### DATASET
# # # #

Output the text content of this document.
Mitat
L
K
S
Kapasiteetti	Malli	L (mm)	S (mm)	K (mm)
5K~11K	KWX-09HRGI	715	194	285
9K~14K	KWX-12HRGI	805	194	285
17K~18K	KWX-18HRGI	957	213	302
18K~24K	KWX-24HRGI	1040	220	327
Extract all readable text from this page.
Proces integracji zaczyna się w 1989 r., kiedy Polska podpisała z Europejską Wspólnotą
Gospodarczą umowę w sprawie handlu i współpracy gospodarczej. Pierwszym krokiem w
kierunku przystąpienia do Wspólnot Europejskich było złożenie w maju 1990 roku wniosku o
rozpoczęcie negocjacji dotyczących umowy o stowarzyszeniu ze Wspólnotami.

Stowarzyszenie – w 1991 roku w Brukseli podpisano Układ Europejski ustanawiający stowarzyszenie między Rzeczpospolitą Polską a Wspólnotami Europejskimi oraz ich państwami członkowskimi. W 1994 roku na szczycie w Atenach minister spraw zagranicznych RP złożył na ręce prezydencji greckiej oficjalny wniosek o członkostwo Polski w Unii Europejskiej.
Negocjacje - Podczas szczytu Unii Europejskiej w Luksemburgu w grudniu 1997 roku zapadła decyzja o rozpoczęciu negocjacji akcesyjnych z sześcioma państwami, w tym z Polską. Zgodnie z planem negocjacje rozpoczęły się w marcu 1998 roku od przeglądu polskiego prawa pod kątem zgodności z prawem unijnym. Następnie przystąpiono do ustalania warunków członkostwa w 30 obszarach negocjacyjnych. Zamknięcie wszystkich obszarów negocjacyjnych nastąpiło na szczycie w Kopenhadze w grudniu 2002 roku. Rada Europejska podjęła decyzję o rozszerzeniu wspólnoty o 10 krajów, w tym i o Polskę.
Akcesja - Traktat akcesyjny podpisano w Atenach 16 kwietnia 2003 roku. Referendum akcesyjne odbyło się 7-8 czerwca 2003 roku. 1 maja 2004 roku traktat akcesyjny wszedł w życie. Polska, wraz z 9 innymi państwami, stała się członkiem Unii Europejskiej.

# # # #

### WRITTEN EXERCISE
Write down all the entries again without a single difference.

### FINISHED TASK
Output the text content of this document.
Mitat
L
K
S
Kapasiteetti	Malli	L (mm)	S (mm)	K (mm)
5K~11K	KWX-09HRGI	715	194	285
9K~14K	KWX-12HRGI	805	194	285
17K~18K	KWX-18HRGI	957	213	302
18K~24K	KWX-24HRGI	1040	220	327
Extract all readable text from this page.
Proces integracji zaczyna się w 1989 r., kiedy Polska podpisała z Europejską Wspólnotą
Gospodarczą umowę w sprawie handlu i współpracy gospodarczej. Pierwszym krokiem w
kierunku przystąpienia do Wspólnot Europejskich było złożenie w maju 1990 roku wniosku o
rozpoczęcie negocjacji dotyczących umowy o stowarzyszeniu ze Wspólnotami.

Stowarzyszenie – w 1991 roku w Brukseli podpisano Układ Europejski ustanawiający stowarzyszenie między Rzeczpospolitą Polską a Wspólnotami Europejskimi oraz ich państwami członkowskimi. W 1994 roku na szczycie w Atenach minister spraw zagranicznych RP złożył na ręce prezydencji greckiej oficjalny wniosek o członkostwo Polski w Unii Europejskiej.
Negocjacje - Podczas szczytu Unii Europejskiej w Luksemburgu w grudniu 1997 roku zapadła decyzja o rozpoczęciu negocjacji akcesyjnych z sześcioma państwami, w tym z Polską. Zgodnie z planem negocjacje rozpoczęły się w marcu 1998 roku od przeglądu polskiego prawa pod kątem zgodności z prawem unijnym. Następnie przystąpiono do ustalania warunków członkostwa w 30 obszarach negocjacyjnych. Zamknięcie wszystkich obszarów negocjacyjnych nastąpiło na szczycie w Kopenhadze w grudniu 2002 roku. Rada Europejska podjęła decyzję o rozszerzeniu wspólnoty o 10 krajów, w tym i o Polskę.
Akcesja - Traktat akcesyjny podpisano w Atenach 16 kwietnia 2003 roku. Referendum akcesyjne odbyło się 7-8 czerwca 2003 roku. 1 maja 2004 roku traktat akcesyjny wszedł w życie. Polska, wraz z 9 innymi państwami, stała się członkiem Unii Europejskiej.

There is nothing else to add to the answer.